--- START OF Page ---

Note C1, this, according to the spec sheet, should be mounted as close as possible to the IC...

The figure shows the wiring for the communications with your pc for the picAxe chip.

Below: The program listing.

`-----------------------------------------------------------------------------
`------------------------------------------------------------------------------
`
` ------------------------------------
` picAxe Servo Steer Electronic Motor Drive
` ------------------------------------
`
` Figure Eight Pattern
`
` Created by: Jim Huffman
` Notes: GP2Y0A02YK range finder capability
` Rev 00 03/01/08
` Rev 01 03/02/08
` Rev 02 03/02/08 Drive a figure 8 then long pause
`
` -------------------------
` Initialize System Wide Values
` -------------------------
`
` Directives
` Select and initialize chipset
#picaxe 14m
' #terminal 4800

` System resources
symbol RtLED = 0 `(pin 13) o0, serialOut
symbol LtLED = 1 `(pin 12) o1
symbol Spkr = 2 `(pin 11) o2
symbol Steer = 3 `(pin 10) o3 servo Horizontal
symbol MTRa = 4 `(pin 9) o4
symbol MTRb = 5 `(pin 8) o5
symbol ADCin0 = 0 '(pin 7) i0 also interrupt
symbol PB1 = 1 `(pin 6) i1 interruptable push button
symbol i2 = 2 `(pin 5) i2
symbol i3 = 3 `(pin 4) i3
symbol ADCin4 = 4 `(pin 3) i4 volts
symbol srlIn = 2 `(pin 2) i5
` (pin 1 Vdd, pin 14 = Vss)

`
` Delay to slow down servo motion (40ms default)
symbol servo_delay = 200

` select for your servo setup normally 0.5 to 2.3 ms
symbol minSteer = 75 `rightest
symbol ctrSteer = 130 `center Side to Side
symbol maxSteer = 225 `leftist

` register allocations
symbol side2sideCnt = b0 `= w0
symbol speed = b1 `= (w0)
symbol xCount = b2 `= w1
symbol lrRangeRight = w2
symbol lrRangeLeft = w3
symbol IRstor = w4 ` used hereafter in the IR reading stuff
symbol maxStor = b10 `= w5
symbol xStor = b11 ` (w5)
symbol yStor = b12 `= w6
symbol alrmCnt = b13 `=(w6)

` motor drive truth table:
` H H Brake
` L L Open
` H L fwd
` L H rev
`
`--------------------------------------------------------------
` -------------------------
` Actual Code starts Here
` -------------------------
`---------------------------------------------------------------
`
`
init:
pause 200
` center the servo head
servo Steer, ctrSteer
pause servo_delay
high Steer

` horn honk
alrmCnt = 3
gosub evasion
pause 200
alrmCnt = 1
gosub evasion

` The all important "Bail Out" pause - gives you time to clear hardware memory
pause 2000

` Select the width of the looking around of the head
lrRangeRight = ctrSteer + 25 `82 `setup for width of view
lrRangeLeft = ctrSteer - 25 `

` define the places where this baby needs to be on alert
symbol ledgeEdge = 40 ` if the number gets smaller, yall are fallin'
symbol touchMeNot = 70 ` I see things from this point on...

--- END OF Page ---

## Exercises to complete
[a] According to the page, where should C1 be mounted?
[b] Copy the entries below, starting at their first line and ending at the line that contains "candle-body — [839, 372, 859, 392]".

--- START OF Provided material ---

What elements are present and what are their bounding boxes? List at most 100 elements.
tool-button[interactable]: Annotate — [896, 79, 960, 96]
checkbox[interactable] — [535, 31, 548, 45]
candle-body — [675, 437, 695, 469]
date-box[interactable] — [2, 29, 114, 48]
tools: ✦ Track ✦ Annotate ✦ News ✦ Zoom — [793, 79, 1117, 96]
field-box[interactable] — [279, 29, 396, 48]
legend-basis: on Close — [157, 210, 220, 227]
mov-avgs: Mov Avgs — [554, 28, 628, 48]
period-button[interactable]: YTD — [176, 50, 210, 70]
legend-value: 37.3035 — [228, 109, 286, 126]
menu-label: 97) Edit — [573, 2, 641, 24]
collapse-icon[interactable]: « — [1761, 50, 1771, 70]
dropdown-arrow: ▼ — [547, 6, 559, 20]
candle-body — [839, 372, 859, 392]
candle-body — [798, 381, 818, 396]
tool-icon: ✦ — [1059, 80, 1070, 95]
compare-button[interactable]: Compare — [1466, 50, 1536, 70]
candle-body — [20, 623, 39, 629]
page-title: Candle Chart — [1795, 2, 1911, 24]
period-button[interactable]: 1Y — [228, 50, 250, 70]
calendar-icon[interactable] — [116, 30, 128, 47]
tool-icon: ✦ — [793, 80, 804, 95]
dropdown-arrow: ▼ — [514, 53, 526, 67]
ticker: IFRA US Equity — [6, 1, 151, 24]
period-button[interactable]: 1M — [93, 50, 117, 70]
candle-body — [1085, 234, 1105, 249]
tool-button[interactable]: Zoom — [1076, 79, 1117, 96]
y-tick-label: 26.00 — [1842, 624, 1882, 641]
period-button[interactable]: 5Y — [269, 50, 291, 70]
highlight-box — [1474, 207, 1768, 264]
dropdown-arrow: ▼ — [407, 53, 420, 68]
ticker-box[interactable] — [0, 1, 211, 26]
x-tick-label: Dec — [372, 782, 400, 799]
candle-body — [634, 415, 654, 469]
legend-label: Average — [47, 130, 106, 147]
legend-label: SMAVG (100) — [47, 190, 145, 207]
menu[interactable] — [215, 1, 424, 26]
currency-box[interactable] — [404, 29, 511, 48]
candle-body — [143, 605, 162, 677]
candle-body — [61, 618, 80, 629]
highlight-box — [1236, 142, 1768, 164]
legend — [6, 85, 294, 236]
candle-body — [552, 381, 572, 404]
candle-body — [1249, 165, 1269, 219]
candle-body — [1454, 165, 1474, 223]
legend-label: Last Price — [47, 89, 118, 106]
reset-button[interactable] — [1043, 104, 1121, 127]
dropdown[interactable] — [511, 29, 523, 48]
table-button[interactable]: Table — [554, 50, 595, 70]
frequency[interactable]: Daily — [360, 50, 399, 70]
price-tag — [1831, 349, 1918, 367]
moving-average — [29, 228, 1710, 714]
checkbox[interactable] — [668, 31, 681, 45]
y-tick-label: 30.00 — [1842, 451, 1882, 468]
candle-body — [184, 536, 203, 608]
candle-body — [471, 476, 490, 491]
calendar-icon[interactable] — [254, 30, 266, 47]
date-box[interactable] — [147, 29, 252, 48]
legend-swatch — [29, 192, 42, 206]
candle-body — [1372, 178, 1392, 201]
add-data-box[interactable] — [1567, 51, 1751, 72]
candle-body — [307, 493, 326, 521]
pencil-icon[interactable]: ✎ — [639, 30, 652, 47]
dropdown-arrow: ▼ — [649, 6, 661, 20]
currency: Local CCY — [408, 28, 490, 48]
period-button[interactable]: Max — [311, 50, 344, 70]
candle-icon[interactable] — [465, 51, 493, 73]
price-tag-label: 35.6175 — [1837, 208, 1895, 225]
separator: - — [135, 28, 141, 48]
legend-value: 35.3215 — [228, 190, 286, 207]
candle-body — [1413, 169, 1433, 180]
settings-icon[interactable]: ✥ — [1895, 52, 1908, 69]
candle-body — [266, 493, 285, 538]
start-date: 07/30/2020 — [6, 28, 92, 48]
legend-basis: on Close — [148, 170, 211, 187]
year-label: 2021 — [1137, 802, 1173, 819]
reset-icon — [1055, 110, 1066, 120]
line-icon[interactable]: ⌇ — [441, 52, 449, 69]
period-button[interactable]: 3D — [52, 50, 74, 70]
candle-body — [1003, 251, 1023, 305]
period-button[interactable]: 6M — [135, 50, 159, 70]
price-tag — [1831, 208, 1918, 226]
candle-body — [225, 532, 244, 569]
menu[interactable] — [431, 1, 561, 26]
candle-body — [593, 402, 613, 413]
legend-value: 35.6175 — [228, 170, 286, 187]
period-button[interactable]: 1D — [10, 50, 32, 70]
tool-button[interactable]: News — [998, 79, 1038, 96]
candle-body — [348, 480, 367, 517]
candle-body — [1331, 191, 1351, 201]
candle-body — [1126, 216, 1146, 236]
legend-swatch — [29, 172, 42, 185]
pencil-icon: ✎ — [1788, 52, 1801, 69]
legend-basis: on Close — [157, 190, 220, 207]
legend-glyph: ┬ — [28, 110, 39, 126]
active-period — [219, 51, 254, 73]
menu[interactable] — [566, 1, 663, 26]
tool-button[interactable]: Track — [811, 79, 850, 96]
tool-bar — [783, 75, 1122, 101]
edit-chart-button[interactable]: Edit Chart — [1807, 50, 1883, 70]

--- END OF Provided material ---

## Results in order
[a] As close as possible to the IC.

[b]
What elements are present and what are their bounding boxes? List at most 100 elements.
tool-button[interactable]: Annotate — [896, 79, 960, 96]
checkbox[interactable] — [535, 31, 548, 45]
candle-body — [675, 437, 695, 469]
date-box[interactable] — [2, 29, 114, 48]
tools: ✦ Track ✦ Annotate ✦ News ✦ Zoom — [793, 79, 1117, 96]
field-box[interactable] — [279, 29, 396, 48]
legend-basis: on Close — [157, 210, 220, 227]
mov-avgs: Mov Avgs — [554, 28, 628, 48]
period-button[interactable]: YTD — [176, 50, 210, 70]
legend-value: 37.3035 — [228, 109, 286, 126]
menu-label: 97) Edit — [573, 2, 641, 24]
collapse-icon[interactable]: « — [1761, 50, 1771, 70]
dropdown-arrow: ▼ — [547, 6, 559, 20]
candle-body — [839, 372, 859, 392]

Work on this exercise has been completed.